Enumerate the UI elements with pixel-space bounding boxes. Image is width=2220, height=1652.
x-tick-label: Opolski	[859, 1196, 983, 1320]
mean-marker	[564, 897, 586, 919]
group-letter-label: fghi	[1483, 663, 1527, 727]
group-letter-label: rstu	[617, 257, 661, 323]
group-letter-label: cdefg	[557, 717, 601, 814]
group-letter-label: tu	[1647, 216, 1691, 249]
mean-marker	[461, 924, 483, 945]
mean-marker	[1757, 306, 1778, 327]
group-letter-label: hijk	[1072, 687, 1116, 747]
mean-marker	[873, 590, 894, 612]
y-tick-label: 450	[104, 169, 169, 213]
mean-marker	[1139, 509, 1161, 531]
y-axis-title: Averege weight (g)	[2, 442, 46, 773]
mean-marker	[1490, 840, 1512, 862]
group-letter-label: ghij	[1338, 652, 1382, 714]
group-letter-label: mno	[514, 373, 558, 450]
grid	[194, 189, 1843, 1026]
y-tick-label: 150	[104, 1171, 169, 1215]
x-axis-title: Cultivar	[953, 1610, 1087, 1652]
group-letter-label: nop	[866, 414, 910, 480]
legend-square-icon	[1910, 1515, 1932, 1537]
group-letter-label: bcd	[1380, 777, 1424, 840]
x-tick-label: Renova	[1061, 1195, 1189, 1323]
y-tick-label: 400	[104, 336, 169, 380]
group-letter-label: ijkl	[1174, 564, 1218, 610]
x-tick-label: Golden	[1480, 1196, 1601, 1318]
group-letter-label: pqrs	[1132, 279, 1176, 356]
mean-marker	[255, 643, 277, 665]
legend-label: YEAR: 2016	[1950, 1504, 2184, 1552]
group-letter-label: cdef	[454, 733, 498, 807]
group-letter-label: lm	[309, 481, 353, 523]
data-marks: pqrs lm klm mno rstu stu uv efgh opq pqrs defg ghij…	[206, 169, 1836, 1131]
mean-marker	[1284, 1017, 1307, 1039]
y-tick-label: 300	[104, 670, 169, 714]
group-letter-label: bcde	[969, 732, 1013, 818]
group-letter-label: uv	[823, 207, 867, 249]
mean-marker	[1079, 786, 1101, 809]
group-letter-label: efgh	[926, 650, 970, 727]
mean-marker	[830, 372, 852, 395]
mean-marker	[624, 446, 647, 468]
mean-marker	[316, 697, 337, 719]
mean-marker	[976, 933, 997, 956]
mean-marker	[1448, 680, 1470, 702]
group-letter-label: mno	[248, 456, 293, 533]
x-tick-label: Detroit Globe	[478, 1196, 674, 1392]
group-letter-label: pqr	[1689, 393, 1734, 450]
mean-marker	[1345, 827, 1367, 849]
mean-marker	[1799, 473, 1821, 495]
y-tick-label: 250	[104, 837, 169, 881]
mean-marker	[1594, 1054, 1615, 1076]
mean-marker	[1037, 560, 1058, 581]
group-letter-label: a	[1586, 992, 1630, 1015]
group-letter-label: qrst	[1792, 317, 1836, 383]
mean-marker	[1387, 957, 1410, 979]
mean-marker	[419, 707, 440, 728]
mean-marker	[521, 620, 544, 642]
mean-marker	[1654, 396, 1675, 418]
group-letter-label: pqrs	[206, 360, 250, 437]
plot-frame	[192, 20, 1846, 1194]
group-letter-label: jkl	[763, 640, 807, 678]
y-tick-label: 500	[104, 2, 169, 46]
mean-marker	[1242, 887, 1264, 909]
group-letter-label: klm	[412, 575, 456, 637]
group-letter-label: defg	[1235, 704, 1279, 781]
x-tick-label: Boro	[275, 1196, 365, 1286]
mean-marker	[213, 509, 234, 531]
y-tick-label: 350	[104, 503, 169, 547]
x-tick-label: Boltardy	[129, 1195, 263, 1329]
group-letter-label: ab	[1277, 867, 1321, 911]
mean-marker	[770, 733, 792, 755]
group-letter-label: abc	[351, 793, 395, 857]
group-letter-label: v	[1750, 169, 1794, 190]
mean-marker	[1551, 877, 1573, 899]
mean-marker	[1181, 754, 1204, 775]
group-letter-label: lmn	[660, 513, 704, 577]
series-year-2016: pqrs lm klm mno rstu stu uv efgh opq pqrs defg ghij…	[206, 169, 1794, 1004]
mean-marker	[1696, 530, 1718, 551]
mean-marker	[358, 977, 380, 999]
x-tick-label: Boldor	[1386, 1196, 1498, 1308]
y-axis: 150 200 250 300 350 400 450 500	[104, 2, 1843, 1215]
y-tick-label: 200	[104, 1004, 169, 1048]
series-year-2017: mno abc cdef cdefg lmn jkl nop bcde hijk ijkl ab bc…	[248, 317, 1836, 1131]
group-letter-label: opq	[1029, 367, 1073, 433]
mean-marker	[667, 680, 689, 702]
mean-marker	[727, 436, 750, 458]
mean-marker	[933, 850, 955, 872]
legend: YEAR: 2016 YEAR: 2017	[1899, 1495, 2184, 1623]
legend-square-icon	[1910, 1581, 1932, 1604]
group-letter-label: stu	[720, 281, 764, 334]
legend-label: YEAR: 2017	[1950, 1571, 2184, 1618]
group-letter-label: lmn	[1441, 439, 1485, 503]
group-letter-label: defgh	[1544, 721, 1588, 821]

++++++

• **EXERCISE PROMPT**
Transcribe every line of the items above exactly as each line stands.

• **EXERCISE RESULT**
Enumerate the UI elements with pixel-space bounding boxes. Image is width=2220, height=1652.
x-tick-label: Opolski	[859, 1196, 983, 1320]
mean-marker	[564, 897, 586, 919]
group-letter-label: fghi	[1483, 663, 1527, 727]
group-letter-label: rstu	[617, 257, 661, 323]
group-letter-label: cdefg	[557, 717, 601, 814]
group-letter-label: tu	[1647, 216, 1691, 249]
mean-marker	[461, 924, 483, 945]
mean-marker	[1757, 306, 1778, 327]
group-letter-label: hijk	[1072, 687, 1116, 747]
mean-marker	[873, 590, 894, 612]
y-tick-label: 450	[104, 169, 169, 213]
mean-marker	[1139, 509, 1161, 531]
y-axis-title: Averege weight (g)	[2, 442, 46, 773]
mean-marker	[1490, 840, 1512, 862]
group-letter-label: ghij	[1338, 652, 1382, 714]
group-letter-label: mno	[514, 373, 558, 450]
grid	[194, 189, 1843, 1026]
y-tick-label: 150	[104, 1171, 169, 1215]
x-axis-title: Cultivar	[953, 1610, 1087, 1652]
group-letter-label: nop	[866, 414, 910, 480]
legend-square-icon	[1910, 1515, 1932, 1537]
group-letter-label: bcd	[1380, 777, 1424, 840]
x-tick-label: Renova	[1061, 1195, 1189, 1323]
y-tick-label: 400	[104, 336, 169, 380]
group-letter-label: ijkl	[1174, 564, 1218, 610]
x-tick-label: Golden	[1480, 1196, 1601, 1318]
group-letter-label: pqrs	[1132, 279, 1176, 356]
mean-marker	[255, 643, 277, 665]
legend-label: YEAR: 2016	[1950, 1504, 2184, 1552]
group-letter-label: cdef	[454, 733, 498, 807]
group-letter-label: lm	[309, 481, 353, 523]
data-marks: pqrs lm klm mno rstu stu uv efgh opq pqrs defg ghij…	[206, 169, 1836, 1131]
mean-marker	[1284, 1017, 1307, 1039]
y-tick-label: 300	[104, 670, 169, 714]
group-letter-label: bcde	[969, 732, 1013, 818]
group-letter-label: uv	[823, 207, 867, 249]
mean-marker	[1079, 786, 1101, 809]
group-letter-label: efgh	[926, 650, 970, 727]
mean-marker	[830, 372, 852, 395]
mean-marker	[624, 446, 647, 468]
mean-marker	[316, 697, 337, 719]
mean-marker	[976, 933, 997, 956]
mean-marker	[1448, 680, 1470, 702]
group-letter-label: mno	[248, 456, 293, 533]
x-tick-label: Detroit Globe	[478, 1196, 674, 1392]
group-letter-label: pqr	[1689, 393, 1734, 450]
mean-marker	[1345, 827, 1367, 849]
mean-marker	[1799, 473, 1821, 495]
y-tick-label: 250	[104, 837, 169, 881]
mean-marker	[1594, 1054, 1615, 1076]
mean-marker	[1037, 560, 1058, 581]
group-letter-label: a	[1586, 992, 1630, 1015]
group-letter-label: qrst	[1792, 317, 1836, 383]
mean-marker	[1387, 957, 1410, 979]
mean-marker	[419, 707, 440, 728]
mean-marker	[521, 620, 544, 642]
mean-marker	[1654, 396, 1675, 418]
group-letter-label: pqrs	[206, 360, 250, 437]
plot-frame	[192, 20, 1846, 1194]
group-letter-label: jkl	[763, 640, 807, 678]
y-tick-label: 500	[104, 2, 169, 46]
mean-marker	[1242, 887, 1264, 909]
group-letter-label: klm	[412, 575, 456, 637]
group-letter-label: defg	[1235, 704, 1279, 781]
x-tick-label: Boro	[275, 1196, 365, 1286]
mean-marker	[213, 509, 234, 531]
y-tick-label: 350	[104, 503, 169, 547]
x-tick-label: Boltardy	[129, 1195, 263, 1329]
group-letter-label: ab	[1277, 867, 1321, 911]
mean-marker	[770, 733, 792, 755]
group-letter-label: abc	[351, 793, 395, 857]
group-letter-label: v	[1750, 169, 1794, 190]
mean-marker	[1551, 877, 1573, 899]
mean-marker	[1181, 754, 1204, 775]
group-letter-label: lmn	[660, 513, 704, 577]
series-year-2016: pqrs lm klm mno rstu stu uv efgh opq pqrs defg ghij…	[206, 169, 1794, 1004]
mean-marker	[1696, 530, 1718, 551]
mean-marker	[358, 977, 380, 999]
x-tick-label: Boldor	[1386, 1196, 1498, 1308]
y-axis: 150 200 250 300 350 400 450 500	[104, 2, 1843, 1215]
y-tick-label: 200	[104, 1004, 169, 1048]
series-year-2017: mno abc cdef cdefg lmn jkl nop bcde hijk ijkl ab bc…	[248, 317, 1836, 1131]
group-letter-label: opq	[1029, 367, 1073, 433]
mean-marker	[667, 680, 689, 702]
mean-marker	[727, 436, 750, 458]
mean-marker	[933, 850, 955, 872]
legend: YEAR: 2016 YEAR: 2017	[1899, 1495, 2184, 1623]
legend-square-icon	[1910, 1581, 1932, 1604]
group-letter-label: stu	[720, 281, 764, 334]
legend-label: YEAR: 2017	[1950, 1571, 2184, 1618]
group-letter-label: lmn	[1441, 439, 1485, 503]
group-letter-label: defgh	[1544, 721, 1588, 821]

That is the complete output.